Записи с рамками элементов
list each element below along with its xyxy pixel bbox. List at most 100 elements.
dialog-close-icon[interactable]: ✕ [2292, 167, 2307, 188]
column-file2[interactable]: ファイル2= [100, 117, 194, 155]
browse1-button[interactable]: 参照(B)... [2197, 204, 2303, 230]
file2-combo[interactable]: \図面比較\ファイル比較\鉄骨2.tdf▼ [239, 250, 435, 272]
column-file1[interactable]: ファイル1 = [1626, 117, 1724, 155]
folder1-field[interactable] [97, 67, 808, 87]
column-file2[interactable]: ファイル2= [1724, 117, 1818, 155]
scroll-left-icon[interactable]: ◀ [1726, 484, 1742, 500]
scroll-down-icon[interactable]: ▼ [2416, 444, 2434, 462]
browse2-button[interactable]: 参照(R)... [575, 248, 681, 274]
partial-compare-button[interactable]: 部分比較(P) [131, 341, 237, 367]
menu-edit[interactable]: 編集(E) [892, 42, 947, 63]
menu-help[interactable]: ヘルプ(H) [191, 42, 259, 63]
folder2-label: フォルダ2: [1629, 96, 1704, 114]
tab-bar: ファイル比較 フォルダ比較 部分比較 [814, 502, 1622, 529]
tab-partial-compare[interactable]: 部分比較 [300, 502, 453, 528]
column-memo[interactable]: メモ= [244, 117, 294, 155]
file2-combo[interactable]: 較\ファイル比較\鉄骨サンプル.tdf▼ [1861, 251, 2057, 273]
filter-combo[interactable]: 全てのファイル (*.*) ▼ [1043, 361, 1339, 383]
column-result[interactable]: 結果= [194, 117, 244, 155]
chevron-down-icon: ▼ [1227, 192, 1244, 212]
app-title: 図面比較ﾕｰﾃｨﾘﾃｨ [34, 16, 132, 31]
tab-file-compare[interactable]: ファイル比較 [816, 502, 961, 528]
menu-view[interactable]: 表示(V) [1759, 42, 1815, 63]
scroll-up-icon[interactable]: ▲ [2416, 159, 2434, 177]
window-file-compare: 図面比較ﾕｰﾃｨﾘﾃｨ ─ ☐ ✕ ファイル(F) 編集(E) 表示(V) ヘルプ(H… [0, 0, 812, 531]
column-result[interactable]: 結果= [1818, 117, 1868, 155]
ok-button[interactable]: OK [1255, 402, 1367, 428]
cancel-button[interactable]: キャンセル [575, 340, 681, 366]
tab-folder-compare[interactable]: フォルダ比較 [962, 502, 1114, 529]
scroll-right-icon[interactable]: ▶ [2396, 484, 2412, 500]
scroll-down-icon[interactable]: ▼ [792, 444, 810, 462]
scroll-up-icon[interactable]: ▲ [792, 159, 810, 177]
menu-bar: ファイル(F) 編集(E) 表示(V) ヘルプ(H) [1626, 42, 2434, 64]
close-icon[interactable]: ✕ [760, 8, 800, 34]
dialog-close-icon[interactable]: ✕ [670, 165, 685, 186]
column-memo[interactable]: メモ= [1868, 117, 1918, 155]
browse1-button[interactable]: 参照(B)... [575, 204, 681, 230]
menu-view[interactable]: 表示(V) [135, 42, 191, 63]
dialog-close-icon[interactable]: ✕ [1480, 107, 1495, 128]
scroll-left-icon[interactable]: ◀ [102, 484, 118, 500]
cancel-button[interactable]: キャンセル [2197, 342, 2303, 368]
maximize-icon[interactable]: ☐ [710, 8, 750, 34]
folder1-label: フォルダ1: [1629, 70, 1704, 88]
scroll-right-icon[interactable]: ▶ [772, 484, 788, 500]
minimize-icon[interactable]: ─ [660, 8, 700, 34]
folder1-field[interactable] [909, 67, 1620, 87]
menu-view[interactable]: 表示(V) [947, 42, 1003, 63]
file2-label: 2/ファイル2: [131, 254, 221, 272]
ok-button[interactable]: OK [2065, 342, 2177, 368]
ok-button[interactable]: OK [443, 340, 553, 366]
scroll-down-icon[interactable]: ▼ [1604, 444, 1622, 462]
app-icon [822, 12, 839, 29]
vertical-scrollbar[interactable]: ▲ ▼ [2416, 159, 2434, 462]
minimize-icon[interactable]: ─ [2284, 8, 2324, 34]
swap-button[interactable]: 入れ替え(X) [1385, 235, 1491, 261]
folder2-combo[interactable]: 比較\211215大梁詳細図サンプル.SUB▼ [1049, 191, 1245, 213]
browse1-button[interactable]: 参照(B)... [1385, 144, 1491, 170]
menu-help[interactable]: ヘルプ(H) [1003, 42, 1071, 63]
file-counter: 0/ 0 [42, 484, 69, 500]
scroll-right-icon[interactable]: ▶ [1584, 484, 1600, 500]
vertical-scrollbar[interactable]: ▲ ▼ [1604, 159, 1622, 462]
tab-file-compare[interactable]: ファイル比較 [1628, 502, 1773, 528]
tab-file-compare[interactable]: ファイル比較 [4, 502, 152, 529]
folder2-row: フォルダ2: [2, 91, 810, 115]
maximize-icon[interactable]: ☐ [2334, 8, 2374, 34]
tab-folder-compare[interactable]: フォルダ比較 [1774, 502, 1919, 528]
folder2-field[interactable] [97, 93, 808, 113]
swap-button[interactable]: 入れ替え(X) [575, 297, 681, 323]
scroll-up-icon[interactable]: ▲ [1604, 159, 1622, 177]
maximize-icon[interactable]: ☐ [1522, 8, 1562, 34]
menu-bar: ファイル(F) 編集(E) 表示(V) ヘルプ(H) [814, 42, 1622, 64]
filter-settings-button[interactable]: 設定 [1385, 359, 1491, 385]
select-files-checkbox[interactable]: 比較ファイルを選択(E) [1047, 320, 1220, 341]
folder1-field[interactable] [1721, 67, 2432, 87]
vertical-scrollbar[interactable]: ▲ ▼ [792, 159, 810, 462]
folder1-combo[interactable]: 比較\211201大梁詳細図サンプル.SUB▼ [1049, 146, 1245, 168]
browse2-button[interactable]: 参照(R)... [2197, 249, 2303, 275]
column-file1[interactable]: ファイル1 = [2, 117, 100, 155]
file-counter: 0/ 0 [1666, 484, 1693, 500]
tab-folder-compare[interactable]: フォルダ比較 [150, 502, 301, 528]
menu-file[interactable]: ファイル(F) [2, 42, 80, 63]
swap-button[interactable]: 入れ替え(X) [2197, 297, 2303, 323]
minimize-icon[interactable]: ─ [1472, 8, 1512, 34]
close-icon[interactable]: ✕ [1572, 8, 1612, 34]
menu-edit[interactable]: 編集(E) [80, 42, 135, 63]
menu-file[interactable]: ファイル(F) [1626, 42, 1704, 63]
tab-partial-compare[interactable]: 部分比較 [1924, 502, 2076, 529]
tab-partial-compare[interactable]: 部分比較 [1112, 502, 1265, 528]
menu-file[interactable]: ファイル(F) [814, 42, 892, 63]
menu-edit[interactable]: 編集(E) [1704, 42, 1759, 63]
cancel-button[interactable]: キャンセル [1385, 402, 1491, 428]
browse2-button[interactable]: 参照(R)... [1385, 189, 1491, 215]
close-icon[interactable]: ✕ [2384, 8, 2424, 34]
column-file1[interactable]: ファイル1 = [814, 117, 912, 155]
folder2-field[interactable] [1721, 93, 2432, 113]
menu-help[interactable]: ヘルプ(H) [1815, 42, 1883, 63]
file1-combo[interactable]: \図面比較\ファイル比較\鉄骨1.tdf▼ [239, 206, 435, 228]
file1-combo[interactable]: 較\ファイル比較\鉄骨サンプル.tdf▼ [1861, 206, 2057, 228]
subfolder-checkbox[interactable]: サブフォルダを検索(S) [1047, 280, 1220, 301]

▸ **ЗАДАНИЕ**: Выведите все строки материала выше нумерованным списком, опустив пустые строки.

▸ **РЕШЕНИЕ ЗАДАНИЯ**:
1. list each element below along with its xyxy pixel bbox. List at most 100 elements.
2. dialog-close-icon[interactable]: ✕ [2292, 167, 2307, 188]
3. column-file2[interactable]: ファイル2= [100, 117, 194, 155]
4. browse1-button[interactable]: 参照(B)... [2197, 204, 2303, 230]
5. file2-combo[interactable]: \図面比較\ファイル比較\鉄骨2.tdf▼ [239, 250, 435, 272]
6. column-file1[interactable]: ファイル1 = [1626, 117, 1724, 155]
7. folder1-field[interactable] [97, 67, 808, 87]
8. column-file2[interactable]: ファイル2= [1724, 117, 1818, 155]
9. scroll-left-icon[interactable]: ◀ [1726, 484, 1742, 500]
10. scroll-down-icon[interactable]: ▼ [2416, 444, 2434, 462]
11. browse2-button[interactable]: 参照(R)... [575, 248, 681, 274]
12. partial-compare-button[interactable]: 部分比較(P) [131, 341, 237, 367]
13. menu-edit[interactable]: 編集(E) [892, 42, 947, 63]
14. menu-help[interactable]: ヘルプ(H) [191, 42, 259, 63]
15. folder2-label: フォルダ2: [1629, 96, 1704, 114]
16. tab-bar: ファイル比較 フォルダ比較 部分比較 [814, 502, 1622, 529]
17. tab-partial-compare[interactable]: 部分比較 [300, 502, 453, 528]
18. column-memo[interactable]: メモ= [244, 117, 294, 155]
19. file2-combo[interactable]: 較\ファイル比較\鉄骨サンプル.tdf▼ [1861, 251, 2057, 273]
20. filter-combo[interactable]: 全てのファイル (*.*) ▼ [1043, 361, 1339, 383]
21. column-result[interactable]: 結果= [194, 117, 244, 155]
22. chevron-down-icon: ▼ [1227, 192, 1244, 212]
23. app-title: 図面比較ﾕｰﾃｨﾘﾃｨ [34, 16, 132, 31]
24. tab-file-compare[interactable]: ファイル比較 [816, 502, 961, 528]
25. menu-view[interactable]: 表示(V) [1759, 42, 1815, 63]
26. scroll-up-icon[interactable]: ▲ [2416, 159, 2434, 177]
27. window-file-compare: 図面比較ﾕｰﾃｨﾘﾃｨ ─ ☐ ✕ ファイル(F) 編集(E) 表示(V) ヘルプ(H… [0, 0, 812, 531]
28. column-result[interactable]: 結果= [1818, 117, 1868, 155]
29. ok-button[interactable]: OK [1255, 402, 1367, 428]
30. cancel-button[interactable]: キャンセル [575, 340, 681, 366]
31. tab-folder-compare[interactable]: フォルダ比較 [962, 502, 1114, 529]
32. scroll-right-icon[interactable]: ▶ [2396, 484, 2412, 500]
33. scroll-down-icon[interactable]: ▼ [792, 444, 810, 462]
34. scroll-up-icon[interactable]: ▲ [792, 159, 810, 177]
35. menu-bar: ファイル(F) 編集(E) 表示(V) ヘルプ(H) [1626, 42, 2434, 64]
36. close-icon[interactable]: ✕ [760, 8, 800, 34]
37. dialog-close-icon[interactable]: ✕ [670, 165, 685, 186]
38. column-memo[interactable]: メモ= [1868, 117, 1918, 155]
39. browse1-button[interactable]: 参照(B)... [575, 204, 681, 230]
40. menu-view[interactable]: 表示(V) [135, 42, 191, 63]
41. dialog-close-icon[interactable]: ✕ [1480, 107, 1495, 128]
42. scroll-left-icon[interactable]: ◀ [102, 484, 118, 500]
43. cancel-button[interactable]: キャンセル [2197, 342, 2303, 368]
44. maximize-icon[interactable]: ☐ [710, 8, 750, 34]
45. folder1-label: フォルダ1: [1629, 70, 1704, 88]
46. scroll-right-icon[interactable]: ▶ [772, 484, 788, 500]
47. minimize-icon[interactable]: ─ [660, 8, 700, 34]
48. folder1-field[interactable] [909, 67, 1620, 87]
49. menu-view[interactable]: 表示(V) [947, 42, 1003, 63]
50. file2-label: 2/ファイル2: [131, 254, 221, 272]
51. ok-button[interactable]: OK [2065, 342, 2177, 368]
52. ok-button[interactable]: OK [443, 340, 553, 366]
53. scroll-down-icon[interactable]: ▼ [1604, 444, 1622, 462]
54. app-icon [822, 12, 839, 29]
55. vertical-scrollbar[interactable]: ▲ ▼ [2416, 159, 2434, 462]
56. minimize-icon[interactable]: ─ [2284, 8, 2324, 34]
57. swap-button[interactable]: 入れ替え(X) [1385, 235, 1491, 261]
58. folder2-combo[interactable]: 比較\211215大梁詳細図サンプル.SUB▼ [1049, 191, 1245, 213]
59. browse1-button[interactable]: 参照(B)... [1385, 144, 1491, 170]
60. menu-help[interactable]: ヘルプ(H) [1003, 42, 1071, 63]
61. file-counter: 0/ 0 [42, 484, 69, 500]
62. scroll-right-icon[interactable]: ▶ [1584, 484, 1600, 500]
63. vertical-scrollbar[interactable]: ▲ ▼ [1604, 159, 1622, 462]
64. tab-file-compare[interactable]: ファイル比較 [1628, 502, 1773, 528]
65. tab-file-compare[interactable]: ファイル比較 [4, 502, 152, 529]
66. folder2-row: フォルダ2: [2, 91, 810, 115]
67. maximize-icon[interactable]: ☐ [2334, 8, 2374, 34]
68. tab-folder-compare[interactable]: フォルダ比較 [1774, 502, 1919, 528]
69. folder2-field[interactable] [97, 93, 808, 113]
70. swap-button[interactable]: 入れ替え(X) [575, 297, 681, 323]
71. scroll-up-icon[interactable]: ▲ [1604, 159, 1622, 177]
72. maximize-icon[interactable]: ☐ [1522, 8, 1562, 34]
73. menu-bar: ファイル(F) 編集(E) 表示(V) ヘルプ(H) [814, 42, 1622, 64]
74. filter-settings-button[interactable]: 設定 [1385, 359, 1491, 385]
75. select-files-checkbox[interactable]: 比較ファイルを選択(E) [1047, 320, 1220, 341]
76. folder1-field[interactable] [1721, 67, 2432, 87]
77. vertical-scrollbar[interactable]: ▲ ▼ [792, 159, 810, 462]
78. folder1-combo[interactable]: 比較\211201大梁詳細図サンプル.SUB▼ [1049, 146, 1245, 168]
79. browse2-button[interactable]: 参照(R)... [2197, 249, 2303, 275]
80. column-file1[interactable]: ファイル1 = [2, 117, 100, 155]
81. file-counter: 0/ 0 [1666, 484, 1693, 500]
82. tab-folder-compare[interactable]: フォルダ比較 [150, 502, 301, 528]
83. menu-file[interactable]: ファイル(F) [2, 42, 80, 63]
84. swap-button[interactable]: 入れ替え(X) [2197, 297, 2303, 323]
85. minimize-icon[interactable]: ─ [1472, 8, 1512, 34]
86. close-icon[interactable]: ✕ [1572, 8, 1612, 34]
87. menu-edit[interactable]: 編集(E) [80, 42, 135, 63]
88. menu-file[interactable]: ファイル(F) [1626, 42, 1704, 63]
89. tab-partial-compare[interactable]: 部分比較 [1924, 502, 2076, 529]
90. tab-partial-compare[interactable]: 部分比較 [1112, 502, 1265, 528]
91. menu-file[interactable]: ファイル(F) [814, 42, 892, 63]
92. menu-edit[interactable]: 編集(E) [1704, 42, 1759, 63]
93. cancel-button[interactable]: キャンセル [1385, 402, 1491, 428]
94. browse2-button[interactable]: 参照(R)... [1385, 189, 1491, 215]
95. close-icon[interactable]: ✕ [2384, 8, 2424, 34]
96. column-file1[interactable]: ファイル1 = [814, 117, 912, 155]
97. folder2-field[interactable] [1721, 93, 2432, 113]
98. menu-help[interactable]: ヘルプ(H) [1815, 42, 1883, 63]
99. file1-combo[interactable]: \図面比較\ファイル比較\鉄骨1.tdf▼ [239, 206, 435, 228]
100. file1-combo[interactable]: 較\ファイル比較\鉄骨サンプル.tdf▼ [1861, 206, 2057, 228]
101. subfolder-checkbox[interactable]: サブフォルダを検索(S) [1047, 280, 1220, 301]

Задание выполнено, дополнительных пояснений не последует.